WORK TO COMPLETE:
Pick out the lines below that include the string "this".

* BEGIN LISTED ENTRIES *

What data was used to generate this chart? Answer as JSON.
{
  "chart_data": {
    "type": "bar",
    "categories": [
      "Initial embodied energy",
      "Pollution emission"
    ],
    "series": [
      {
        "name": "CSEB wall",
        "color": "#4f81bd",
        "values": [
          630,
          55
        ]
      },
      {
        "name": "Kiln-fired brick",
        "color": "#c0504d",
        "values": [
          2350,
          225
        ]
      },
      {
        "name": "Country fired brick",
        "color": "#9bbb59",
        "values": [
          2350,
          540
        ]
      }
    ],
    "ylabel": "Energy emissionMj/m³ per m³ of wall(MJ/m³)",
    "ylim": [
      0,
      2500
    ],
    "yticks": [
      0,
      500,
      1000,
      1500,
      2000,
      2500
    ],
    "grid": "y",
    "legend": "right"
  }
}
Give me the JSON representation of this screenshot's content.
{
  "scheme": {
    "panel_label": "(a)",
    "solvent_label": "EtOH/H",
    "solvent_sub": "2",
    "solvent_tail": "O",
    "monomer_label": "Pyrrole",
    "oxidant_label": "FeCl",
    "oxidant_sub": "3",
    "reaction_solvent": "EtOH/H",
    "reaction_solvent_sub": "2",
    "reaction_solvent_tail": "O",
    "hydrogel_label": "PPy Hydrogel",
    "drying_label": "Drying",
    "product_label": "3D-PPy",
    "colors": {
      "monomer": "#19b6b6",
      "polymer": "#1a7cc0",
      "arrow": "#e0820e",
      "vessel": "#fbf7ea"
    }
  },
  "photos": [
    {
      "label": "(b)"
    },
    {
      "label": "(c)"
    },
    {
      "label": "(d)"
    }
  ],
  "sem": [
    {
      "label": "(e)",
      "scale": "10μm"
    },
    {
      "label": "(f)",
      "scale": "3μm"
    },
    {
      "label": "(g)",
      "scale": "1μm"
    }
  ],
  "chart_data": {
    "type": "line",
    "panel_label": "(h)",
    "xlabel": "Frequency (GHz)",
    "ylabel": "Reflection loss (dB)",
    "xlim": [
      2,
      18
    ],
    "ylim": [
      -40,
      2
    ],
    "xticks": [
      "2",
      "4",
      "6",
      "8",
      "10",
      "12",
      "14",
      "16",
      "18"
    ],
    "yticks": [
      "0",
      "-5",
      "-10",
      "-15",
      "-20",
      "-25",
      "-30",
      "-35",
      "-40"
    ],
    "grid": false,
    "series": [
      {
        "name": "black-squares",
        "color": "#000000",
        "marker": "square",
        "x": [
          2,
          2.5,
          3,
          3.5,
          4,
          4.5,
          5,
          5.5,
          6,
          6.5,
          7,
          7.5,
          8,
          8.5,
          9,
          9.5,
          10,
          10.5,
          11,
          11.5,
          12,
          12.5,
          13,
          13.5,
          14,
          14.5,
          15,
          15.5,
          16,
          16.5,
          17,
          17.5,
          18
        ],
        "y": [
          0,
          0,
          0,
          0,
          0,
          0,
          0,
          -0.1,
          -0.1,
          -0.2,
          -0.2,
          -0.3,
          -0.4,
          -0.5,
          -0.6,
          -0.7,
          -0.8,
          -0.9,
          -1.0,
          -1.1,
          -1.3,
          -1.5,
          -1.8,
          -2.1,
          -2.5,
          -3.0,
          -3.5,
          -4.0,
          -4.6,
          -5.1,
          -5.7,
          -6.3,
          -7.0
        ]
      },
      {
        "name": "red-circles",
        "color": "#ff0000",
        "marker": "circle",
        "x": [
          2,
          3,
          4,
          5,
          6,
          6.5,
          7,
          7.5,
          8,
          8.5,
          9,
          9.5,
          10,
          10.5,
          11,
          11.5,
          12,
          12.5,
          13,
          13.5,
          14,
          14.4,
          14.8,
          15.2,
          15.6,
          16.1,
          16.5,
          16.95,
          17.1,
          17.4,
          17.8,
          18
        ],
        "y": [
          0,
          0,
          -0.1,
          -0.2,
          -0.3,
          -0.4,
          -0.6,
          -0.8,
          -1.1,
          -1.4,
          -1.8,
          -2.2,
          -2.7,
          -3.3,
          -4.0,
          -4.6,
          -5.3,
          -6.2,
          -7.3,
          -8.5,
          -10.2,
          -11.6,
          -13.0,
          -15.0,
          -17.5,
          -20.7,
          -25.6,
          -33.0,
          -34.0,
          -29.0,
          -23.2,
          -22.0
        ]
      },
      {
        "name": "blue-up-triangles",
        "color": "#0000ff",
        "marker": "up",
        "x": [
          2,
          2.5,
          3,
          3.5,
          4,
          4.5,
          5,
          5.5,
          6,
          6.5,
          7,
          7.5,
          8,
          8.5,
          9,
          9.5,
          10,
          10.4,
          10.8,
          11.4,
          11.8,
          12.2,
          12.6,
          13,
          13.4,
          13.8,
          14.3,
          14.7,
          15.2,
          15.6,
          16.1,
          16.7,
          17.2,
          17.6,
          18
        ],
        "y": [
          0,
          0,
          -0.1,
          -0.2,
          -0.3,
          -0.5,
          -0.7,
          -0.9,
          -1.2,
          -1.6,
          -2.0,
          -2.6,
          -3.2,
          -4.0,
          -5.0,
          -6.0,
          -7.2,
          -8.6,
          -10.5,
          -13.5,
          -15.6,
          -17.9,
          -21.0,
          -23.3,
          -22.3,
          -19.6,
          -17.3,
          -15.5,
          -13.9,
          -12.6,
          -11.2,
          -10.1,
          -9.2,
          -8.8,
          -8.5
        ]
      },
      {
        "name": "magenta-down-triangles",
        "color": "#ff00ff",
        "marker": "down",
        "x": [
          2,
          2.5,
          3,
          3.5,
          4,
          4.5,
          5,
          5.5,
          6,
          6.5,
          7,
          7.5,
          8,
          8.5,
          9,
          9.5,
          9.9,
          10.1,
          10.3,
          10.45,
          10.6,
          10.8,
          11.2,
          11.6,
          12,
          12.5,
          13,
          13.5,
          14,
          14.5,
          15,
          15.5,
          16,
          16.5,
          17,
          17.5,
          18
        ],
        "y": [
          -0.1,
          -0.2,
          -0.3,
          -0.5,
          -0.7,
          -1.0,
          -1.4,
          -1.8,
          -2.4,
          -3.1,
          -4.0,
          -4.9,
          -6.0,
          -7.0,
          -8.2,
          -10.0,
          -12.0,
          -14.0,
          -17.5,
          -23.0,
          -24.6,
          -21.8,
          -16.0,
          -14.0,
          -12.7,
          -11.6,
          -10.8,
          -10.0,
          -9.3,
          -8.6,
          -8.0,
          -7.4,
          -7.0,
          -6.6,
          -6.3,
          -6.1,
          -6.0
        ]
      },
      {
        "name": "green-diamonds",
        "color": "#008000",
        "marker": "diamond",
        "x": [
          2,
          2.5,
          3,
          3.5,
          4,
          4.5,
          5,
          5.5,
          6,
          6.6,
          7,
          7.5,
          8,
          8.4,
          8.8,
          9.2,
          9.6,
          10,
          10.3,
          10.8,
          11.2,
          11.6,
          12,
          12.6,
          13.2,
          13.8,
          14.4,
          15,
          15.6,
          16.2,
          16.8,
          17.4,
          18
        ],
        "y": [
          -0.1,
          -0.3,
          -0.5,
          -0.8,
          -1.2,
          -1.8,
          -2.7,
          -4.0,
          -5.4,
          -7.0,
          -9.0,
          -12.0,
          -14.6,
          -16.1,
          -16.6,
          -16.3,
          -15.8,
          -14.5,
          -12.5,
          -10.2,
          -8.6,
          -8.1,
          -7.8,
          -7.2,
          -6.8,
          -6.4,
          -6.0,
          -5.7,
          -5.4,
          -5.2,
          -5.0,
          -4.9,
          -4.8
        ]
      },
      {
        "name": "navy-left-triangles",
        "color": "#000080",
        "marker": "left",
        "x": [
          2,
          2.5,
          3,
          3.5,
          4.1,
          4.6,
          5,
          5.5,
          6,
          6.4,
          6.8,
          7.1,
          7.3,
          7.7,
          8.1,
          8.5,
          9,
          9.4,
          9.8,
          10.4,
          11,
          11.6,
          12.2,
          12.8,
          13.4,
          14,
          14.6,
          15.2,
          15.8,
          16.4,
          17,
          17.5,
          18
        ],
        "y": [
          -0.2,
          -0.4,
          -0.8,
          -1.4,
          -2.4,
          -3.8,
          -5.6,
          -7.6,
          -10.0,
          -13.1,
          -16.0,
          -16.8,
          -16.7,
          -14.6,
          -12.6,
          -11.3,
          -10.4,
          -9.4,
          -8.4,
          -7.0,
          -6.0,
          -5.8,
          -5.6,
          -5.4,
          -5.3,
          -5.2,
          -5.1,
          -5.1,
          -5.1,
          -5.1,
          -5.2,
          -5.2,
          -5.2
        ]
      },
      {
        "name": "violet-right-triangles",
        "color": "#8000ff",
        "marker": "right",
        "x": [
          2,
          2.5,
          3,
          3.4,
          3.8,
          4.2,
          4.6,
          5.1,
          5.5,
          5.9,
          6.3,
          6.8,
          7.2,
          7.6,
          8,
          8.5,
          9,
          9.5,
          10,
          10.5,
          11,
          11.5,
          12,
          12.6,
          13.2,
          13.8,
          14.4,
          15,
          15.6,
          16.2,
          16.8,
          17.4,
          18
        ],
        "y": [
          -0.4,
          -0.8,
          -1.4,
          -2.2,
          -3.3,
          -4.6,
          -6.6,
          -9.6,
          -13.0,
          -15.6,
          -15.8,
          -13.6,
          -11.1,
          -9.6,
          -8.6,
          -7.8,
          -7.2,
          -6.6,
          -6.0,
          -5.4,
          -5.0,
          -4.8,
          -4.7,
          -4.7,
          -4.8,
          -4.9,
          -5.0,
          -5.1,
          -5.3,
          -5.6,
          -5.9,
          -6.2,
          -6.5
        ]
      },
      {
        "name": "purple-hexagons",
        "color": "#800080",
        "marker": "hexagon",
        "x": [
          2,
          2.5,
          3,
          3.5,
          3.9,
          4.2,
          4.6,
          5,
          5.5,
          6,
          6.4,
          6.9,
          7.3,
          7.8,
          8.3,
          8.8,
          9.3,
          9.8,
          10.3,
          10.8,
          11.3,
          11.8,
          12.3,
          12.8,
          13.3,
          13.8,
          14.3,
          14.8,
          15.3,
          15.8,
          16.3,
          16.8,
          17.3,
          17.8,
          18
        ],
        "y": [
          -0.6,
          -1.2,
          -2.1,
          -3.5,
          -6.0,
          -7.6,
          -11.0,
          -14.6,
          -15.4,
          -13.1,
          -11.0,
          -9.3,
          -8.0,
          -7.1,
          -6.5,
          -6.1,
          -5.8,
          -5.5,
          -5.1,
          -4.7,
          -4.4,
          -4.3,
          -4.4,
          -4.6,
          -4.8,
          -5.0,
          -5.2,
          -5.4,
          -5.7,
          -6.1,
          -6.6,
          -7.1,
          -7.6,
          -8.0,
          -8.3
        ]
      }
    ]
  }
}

* END LISTED ENTRIES *

WRITTEN ANSWER:
What data was used to generate this chart? Answer as JSON.
Give me the JSON representation of this screenshot's content.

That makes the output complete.